------ SOURCE MATERIAL ------

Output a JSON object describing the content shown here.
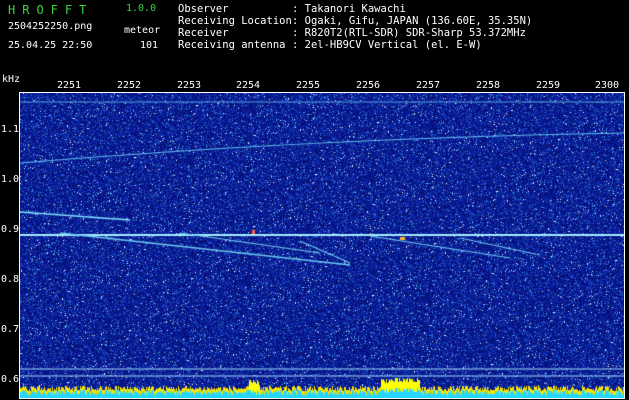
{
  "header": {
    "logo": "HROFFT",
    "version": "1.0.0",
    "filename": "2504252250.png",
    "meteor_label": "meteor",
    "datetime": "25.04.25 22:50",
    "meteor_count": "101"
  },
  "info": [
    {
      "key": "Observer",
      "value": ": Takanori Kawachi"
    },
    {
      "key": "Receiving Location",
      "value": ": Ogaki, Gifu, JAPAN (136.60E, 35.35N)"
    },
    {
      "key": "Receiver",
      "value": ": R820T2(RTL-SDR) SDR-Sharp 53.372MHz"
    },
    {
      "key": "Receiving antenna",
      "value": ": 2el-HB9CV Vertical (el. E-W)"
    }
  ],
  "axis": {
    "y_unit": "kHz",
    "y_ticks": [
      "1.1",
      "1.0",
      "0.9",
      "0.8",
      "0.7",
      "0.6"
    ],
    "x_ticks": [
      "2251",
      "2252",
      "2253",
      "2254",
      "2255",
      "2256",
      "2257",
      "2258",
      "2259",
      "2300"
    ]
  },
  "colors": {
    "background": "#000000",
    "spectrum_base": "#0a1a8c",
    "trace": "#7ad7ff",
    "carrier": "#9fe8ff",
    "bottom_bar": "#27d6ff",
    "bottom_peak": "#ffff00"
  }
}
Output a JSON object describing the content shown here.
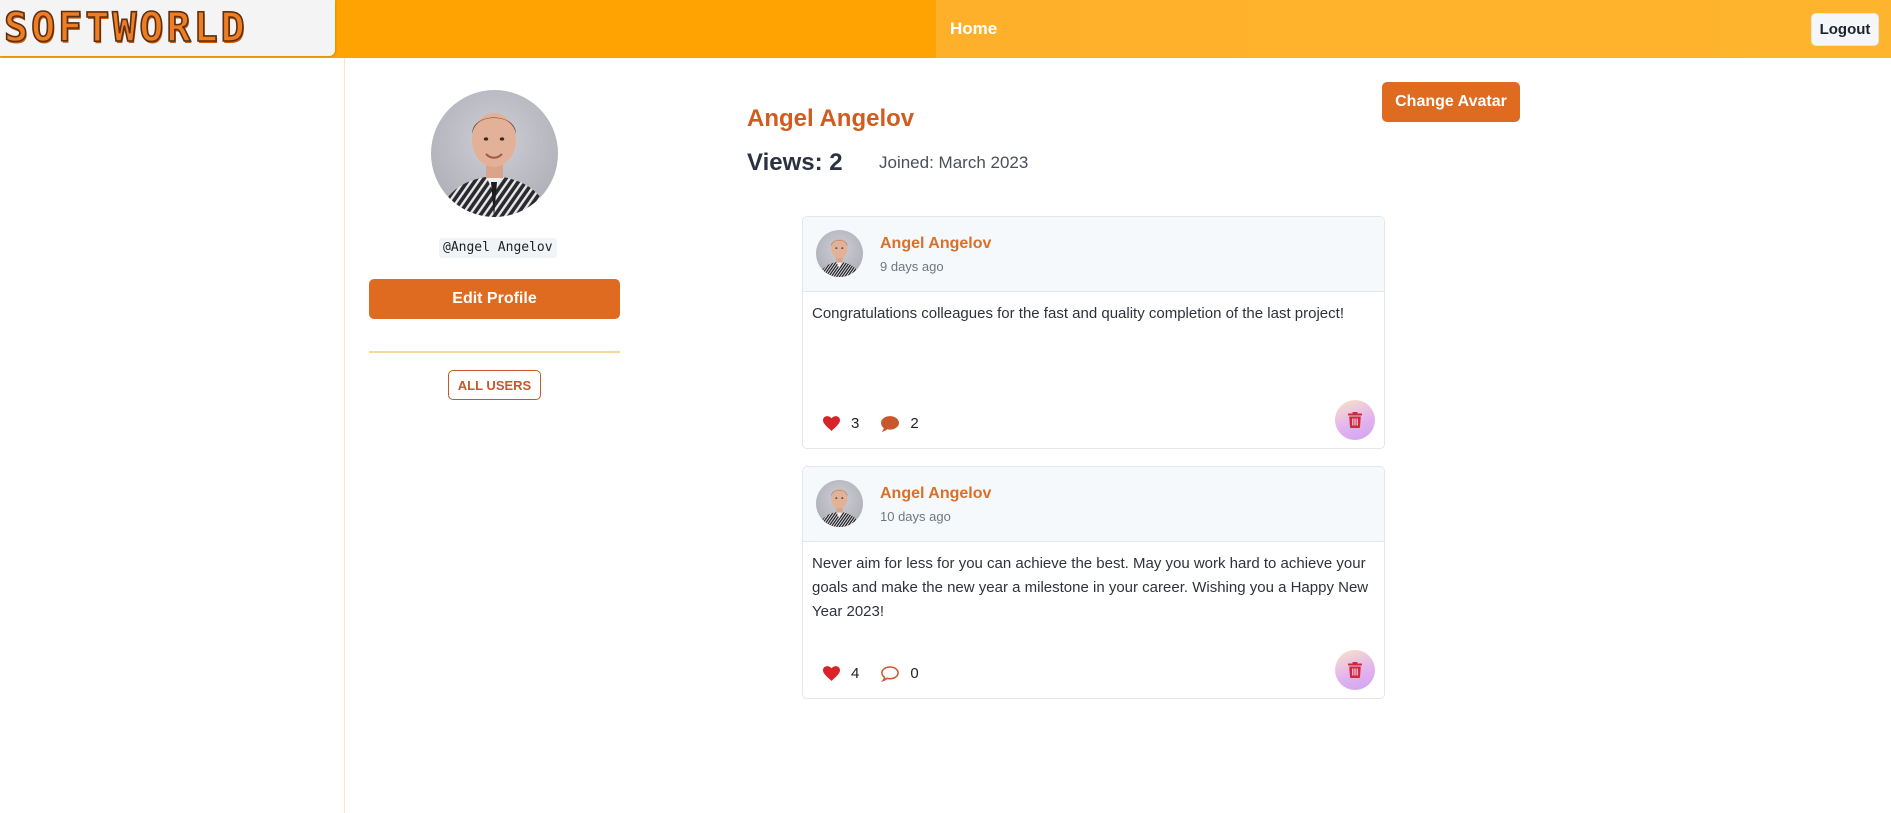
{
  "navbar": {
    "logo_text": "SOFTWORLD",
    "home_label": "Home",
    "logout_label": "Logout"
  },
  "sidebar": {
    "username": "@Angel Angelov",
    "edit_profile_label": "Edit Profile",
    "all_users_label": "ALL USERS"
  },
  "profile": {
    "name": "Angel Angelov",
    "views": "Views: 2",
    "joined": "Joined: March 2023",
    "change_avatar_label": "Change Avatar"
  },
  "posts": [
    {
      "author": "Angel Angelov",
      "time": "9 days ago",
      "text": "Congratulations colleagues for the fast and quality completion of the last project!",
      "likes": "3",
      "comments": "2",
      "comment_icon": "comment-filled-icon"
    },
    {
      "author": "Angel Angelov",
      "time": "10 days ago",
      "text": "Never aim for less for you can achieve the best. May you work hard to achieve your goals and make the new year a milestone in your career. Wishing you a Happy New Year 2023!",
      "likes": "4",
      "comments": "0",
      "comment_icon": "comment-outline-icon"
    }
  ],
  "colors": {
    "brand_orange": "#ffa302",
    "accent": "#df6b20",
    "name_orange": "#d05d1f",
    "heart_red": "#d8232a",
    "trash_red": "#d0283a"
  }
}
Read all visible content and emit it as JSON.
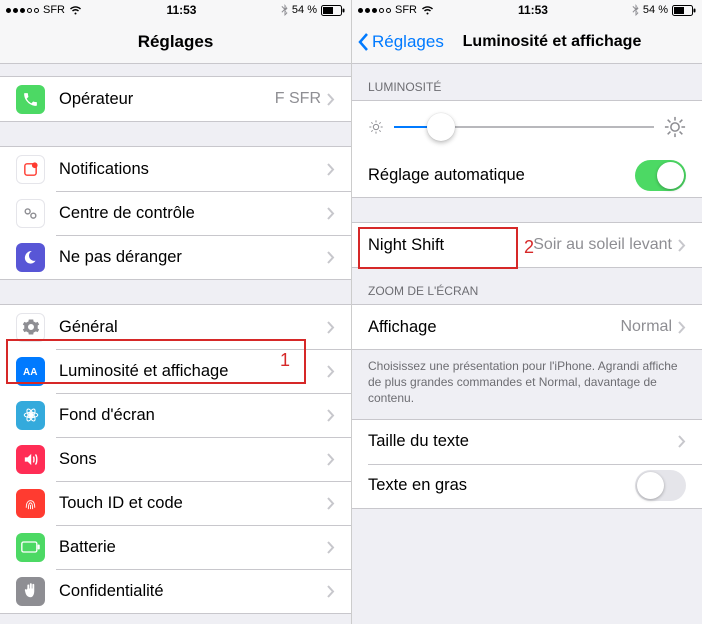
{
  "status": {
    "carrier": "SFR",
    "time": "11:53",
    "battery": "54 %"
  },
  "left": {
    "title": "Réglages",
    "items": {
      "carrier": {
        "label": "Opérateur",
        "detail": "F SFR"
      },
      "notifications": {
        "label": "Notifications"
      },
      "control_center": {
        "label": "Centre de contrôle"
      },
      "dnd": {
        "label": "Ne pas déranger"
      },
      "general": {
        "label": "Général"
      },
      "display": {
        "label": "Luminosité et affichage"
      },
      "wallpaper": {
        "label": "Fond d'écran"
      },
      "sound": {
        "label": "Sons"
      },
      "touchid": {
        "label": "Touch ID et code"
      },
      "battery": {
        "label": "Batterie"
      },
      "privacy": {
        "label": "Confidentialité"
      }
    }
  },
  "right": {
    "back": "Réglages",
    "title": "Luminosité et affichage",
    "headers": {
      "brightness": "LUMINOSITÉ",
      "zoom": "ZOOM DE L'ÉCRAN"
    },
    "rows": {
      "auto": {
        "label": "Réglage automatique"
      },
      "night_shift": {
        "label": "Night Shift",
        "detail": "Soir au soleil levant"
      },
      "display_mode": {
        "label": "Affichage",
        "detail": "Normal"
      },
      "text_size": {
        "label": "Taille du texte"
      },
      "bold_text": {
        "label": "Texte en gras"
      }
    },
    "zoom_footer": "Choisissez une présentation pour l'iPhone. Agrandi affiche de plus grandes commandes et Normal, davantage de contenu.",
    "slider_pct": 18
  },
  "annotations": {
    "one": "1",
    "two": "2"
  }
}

------

Among the lines of the listing, how many hold the string "Angelov"? Respond with only the number.

4